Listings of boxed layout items
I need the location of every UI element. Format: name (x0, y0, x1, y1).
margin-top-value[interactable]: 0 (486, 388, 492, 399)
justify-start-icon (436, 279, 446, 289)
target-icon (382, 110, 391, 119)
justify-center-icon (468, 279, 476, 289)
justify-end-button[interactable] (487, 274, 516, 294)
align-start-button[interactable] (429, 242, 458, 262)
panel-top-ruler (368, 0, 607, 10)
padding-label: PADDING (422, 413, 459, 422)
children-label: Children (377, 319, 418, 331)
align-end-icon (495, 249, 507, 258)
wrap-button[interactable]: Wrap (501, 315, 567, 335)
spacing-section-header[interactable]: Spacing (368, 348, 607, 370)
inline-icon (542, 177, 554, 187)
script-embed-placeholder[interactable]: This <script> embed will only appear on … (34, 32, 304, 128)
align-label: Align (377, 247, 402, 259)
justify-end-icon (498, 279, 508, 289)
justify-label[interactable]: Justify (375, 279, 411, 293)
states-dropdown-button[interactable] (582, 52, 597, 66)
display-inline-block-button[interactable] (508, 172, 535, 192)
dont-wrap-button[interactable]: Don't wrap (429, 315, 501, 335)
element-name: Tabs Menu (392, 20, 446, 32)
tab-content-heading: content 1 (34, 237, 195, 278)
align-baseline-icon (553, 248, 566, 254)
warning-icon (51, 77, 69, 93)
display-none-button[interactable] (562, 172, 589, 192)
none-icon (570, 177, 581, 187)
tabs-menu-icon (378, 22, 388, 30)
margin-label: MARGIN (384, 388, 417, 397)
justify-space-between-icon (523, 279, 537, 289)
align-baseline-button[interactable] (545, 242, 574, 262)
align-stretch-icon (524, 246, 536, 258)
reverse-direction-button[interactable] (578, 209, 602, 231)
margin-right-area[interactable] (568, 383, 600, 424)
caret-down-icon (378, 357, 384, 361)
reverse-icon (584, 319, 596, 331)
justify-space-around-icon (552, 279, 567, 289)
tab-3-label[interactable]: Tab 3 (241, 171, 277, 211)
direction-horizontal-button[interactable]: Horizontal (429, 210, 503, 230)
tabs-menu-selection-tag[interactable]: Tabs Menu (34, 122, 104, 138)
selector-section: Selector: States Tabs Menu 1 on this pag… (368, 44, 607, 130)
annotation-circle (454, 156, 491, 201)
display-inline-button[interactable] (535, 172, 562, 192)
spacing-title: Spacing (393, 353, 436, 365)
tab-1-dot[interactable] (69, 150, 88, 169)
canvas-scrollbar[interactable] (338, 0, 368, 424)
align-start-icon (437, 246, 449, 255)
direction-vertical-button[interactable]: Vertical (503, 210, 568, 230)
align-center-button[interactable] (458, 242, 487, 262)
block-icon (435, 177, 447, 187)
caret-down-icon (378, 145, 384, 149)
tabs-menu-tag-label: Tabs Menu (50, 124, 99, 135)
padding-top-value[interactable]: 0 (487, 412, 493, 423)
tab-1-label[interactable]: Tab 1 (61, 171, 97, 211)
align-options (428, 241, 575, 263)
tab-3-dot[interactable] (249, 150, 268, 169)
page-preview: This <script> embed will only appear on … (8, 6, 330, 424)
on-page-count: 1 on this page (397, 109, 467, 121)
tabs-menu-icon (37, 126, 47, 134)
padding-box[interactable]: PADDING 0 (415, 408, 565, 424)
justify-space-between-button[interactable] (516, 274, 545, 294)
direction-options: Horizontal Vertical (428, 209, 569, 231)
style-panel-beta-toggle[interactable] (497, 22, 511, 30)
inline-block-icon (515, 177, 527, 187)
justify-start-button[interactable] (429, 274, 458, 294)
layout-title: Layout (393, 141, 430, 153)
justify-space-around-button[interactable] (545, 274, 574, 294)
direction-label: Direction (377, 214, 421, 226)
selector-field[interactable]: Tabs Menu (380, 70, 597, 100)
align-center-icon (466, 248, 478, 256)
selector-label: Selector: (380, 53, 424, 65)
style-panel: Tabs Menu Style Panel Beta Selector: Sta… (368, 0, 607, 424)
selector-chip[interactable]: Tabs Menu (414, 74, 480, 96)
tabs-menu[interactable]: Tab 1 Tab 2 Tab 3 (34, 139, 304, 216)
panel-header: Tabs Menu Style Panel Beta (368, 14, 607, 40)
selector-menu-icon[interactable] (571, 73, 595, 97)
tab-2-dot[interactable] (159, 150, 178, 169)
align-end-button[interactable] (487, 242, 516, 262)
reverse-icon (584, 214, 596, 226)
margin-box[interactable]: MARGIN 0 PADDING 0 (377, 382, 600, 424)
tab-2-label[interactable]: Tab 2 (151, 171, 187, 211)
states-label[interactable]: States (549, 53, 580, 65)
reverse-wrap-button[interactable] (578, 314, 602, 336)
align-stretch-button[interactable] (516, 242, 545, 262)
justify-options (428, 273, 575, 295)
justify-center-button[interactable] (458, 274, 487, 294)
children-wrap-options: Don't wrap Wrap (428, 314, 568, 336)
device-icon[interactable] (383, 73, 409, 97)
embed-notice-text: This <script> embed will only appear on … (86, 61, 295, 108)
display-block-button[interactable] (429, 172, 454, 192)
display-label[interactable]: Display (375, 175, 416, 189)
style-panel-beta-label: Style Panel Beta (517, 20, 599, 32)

WORK REQUIRED: Turn the records above into a Markdown table with the columns "No." and "Entry", giving each line its own numbered row and leaving out blank lines.

CORRECT OUTPUT:
| No. | Entry |
|---|---|
| 1 | I need the location of every UI element. Format: name (x0, y0, x1, y1). |
| 2 | margin-top-value[interactable]: 0 (486, 388, 492, 399) |
| 3 | justify-start-icon (436, 279, 446, 289) |
| 4 | target-icon (382, 110, 391, 119) |
| 5 | justify-center-icon (468, 279, 476, 289) |
| 6 | justify-end-button[interactable] (487, 274, 516, 294) |
| 7 | align-start-button[interactable] (429, 242, 458, 262) |
| 8 | panel-top-ruler (368, 0, 607, 10) |
| 9 | padding-label: PADDING (422, 413, 459, 422) |
| 10 | children-label: Children (377, 319, 418, 331) |
| 11 | align-end-icon (495, 249, 507, 258) |
| 12 | wrap-button[interactable]: Wrap (501, 315, 567, 335) |
| 13 | spacing-section-header[interactable]: Spacing (368, 348, 607, 370) |
| 14 | inline-icon (542, 177, 554, 187) |
| 15 | script-embed-placeholder[interactable]: This <script> embed will only appear on … (34, 32, 304, 128) |
| 16 | align-label: Align (377, 247, 402, 259) |
| 17 | justify-end-icon (498, 279, 508, 289) |
| 18 | justify-label[interactable]: Justify (375, 279, 411, 293) |
| 19 | states-dropdown-button[interactable] (582, 52, 597, 66) |
| 20 | display-inline-block-button[interactable] (508, 172, 535, 192) |
| 21 | dont-wrap-button[interactable]: Don't wrap (429, 315, 501, 335) |
| 22 | element-name: Tabs Menu (392, 20, 446, 32) |
| 23 | tab-content-heading: content 1 (34, 237, 195, 278) |
| 24 | align-baseline-icon (553, 248, 566, 254) |
| 25 | warning-icon (51, 77, 69, 93) |
| 26 | display-none-button[interactable] (562, 172, 589, 192) |
| 27 | none-icon (570, 177, 581, 187) |
| 28 | tabs-menu-icon (378, 22, 388, 30) |
| 29 | margin-label: MARGIN (384, 388, 417, 397) |
| 30 | justify-space-between-icon (523, 279, 537, 289) |
| 31 | align-baseline-button[interactable] (545, 242, 574, 262) |
| 32 | align-stretch-icon (524, 246, 536, 258) |
| 33 | reverse-direction-button[interactable] (578, 209, 602, 231) |
| 34 | margin-right-area[interactable] (568, 383, 600, 424) |
| 35 | caret-down-icon (378, 357, 384, 361) |
| 36 | reverse-icon (584, 319, 596, 331) |
| 37 | justify-space-around-icon (552, 279, 567, 289) |
| 38 | tab-3-label[interactable]: Tab 3 (241, 171, 277, 211) |
| 39 | direction-horizontal-button[interactable]: Horizontal (429, 210, 503, 230) |
| 40 | tabs-menu-selection-tag[interactable]: Tabs Menu (34, 122, 104, 138) |
| 41 | selector-section: Selector: States Tabs Menu 1 on this pag… (368, 44, 607, 130) |
| 42 | annotation-circle (454, 156, 491, 201) |
| 43 | display-inline-button[interactable] (535, 172, 562, 192) |
| 44 | spacing-title: Spacing (393, 353, 436, 365) |
| 45 | tab-1-dot[interactable] (69, 150, 88, 169) |
| 46 | canvas-scrollbar[interactable] (338, 0, 368, 424) |
| 47 | align-start-icon (437, 246, 449, 255) |
| 48 | direction-vertical-button[interactable]: Vertical (503, 210, 568, 230) |
| 49 | align-center-button[interactable] (458, 242, 487, 262) |
| 50 | block-icon (435, 177, 447, 187) |
| 51 | caret-down-icon (378, 145, 384, 149) |
| 52 | tabs-menu-tag-label: Tabs Menu (50, 124, 99, 135) |
| 53 | padding-top-value[interactable]: 0 (487, 412, 493, 423) |
| 54 | tab-1-label[interactable]: Tab 1 (61, 171, 97, 211) |
| 55 | align-options (428, 241, 575, 263) |
| 56 | tab-3-dot[interactable] (249, 150, 268, 169) |
| 57 | page-preview: This <script> embed will only appear on … (8, 6, 330, 424) |
| 58 | on-page-count: 1 on this page (397, 109, 467, 121) |
| 59 | tabs-menu-icon (37, 126, 47, 134) |
| 60 | padding-box[interactable]: PADDING 0 (415, 408, 565, 424) |
| 61 | justify-space-between-button[interactable] (516, 274, 545, 294) |
| 62 | direction-options: Horizontal Vertical (428, 209, 569, 231) |
| 63 | style-panel-beta-toggle[interactable] (497, 22, 511, 30) |
| 64 | inline-block-icon (515, 177, 527, 187) |
| 65 | justify-start-button[interactable] (429, 274, 458, 294) |
| 66 | layout-title: Layout (393, 141, 430, 153) |
| 67 | justify-space-around-button[interactable] (545, 274, 574, 294) |
| 68 | direction-label: Direction (377, 214, 421, 226) |
| 69 | selector-field[interactable]: Tabs Menu (380, 70, 597, 100) |
| 70 | align-center-icon (466, 248, 478, 256) |
| 71 | selector-label: Selector: (380, 53, 424, 65) |
| 72 | style-panel: Tabs Menu Style Panel Beta Selector: Sta… (368, 0, 607, 424) |
| 73 | selector-chip[interactable]: Tabs Menu (414, 74, 480, 96) |
| 74 | tabs-menu[interactable]: Tab 1 Tab 2 Tab 3 (34, 139, 304, 216) |
| 75 | panel-header: Tabs Menu Style Panel Beta (368, 14, 607, 40) |
| 76 | selector-menu-icon[interactable] (571, 73, 595, 97) |
| 77 | tab-2-dot[interactable] (159, 150, 178, 169) |
| 78 | align-end-button[interactable] (487, 242, 516, 262) |
| 79 | reverse-icon (584, 214, 596, 226) |
| 80 | margin-box[interactable]: MARGIN 0 PADDING 0 (377, 382, 600, 424) |
| 81 | tab-2-label[interactable]: Tab 2 (151, 171, 187, 211) |
| 82 | states-label[interactable]: States (549, 53, 580, 65) |
| 83 | reverse-wrap-button[interactable] (578, 314, 602, 336) |
| 84 | align-stretch-button[interactable] (516, 242, 545, 262) |
| 85 | justify-options (428, 273, 575, 295) |
| 86 | justify-center-button[interactable] (458, 274, 487, 294) |
| 87 | children-wrap-options: Don't wrap Wrap (428, 314, 568, 336) |
| 88 | device-icon[interactable] (383, 73, 409, 97) |
| 89 | embed-notice-text: This <script> embed will only appear on … (86, 61, 295, 108) |
| 90 | display-block-button[interactable] (429, 172, 454, 192) |
| 91 | display-label[interactable]: Display (375, 175, 416, 189) |
| 92 | style-panel-beta-label: Style Panel Beta (517, 20, 599, 32) |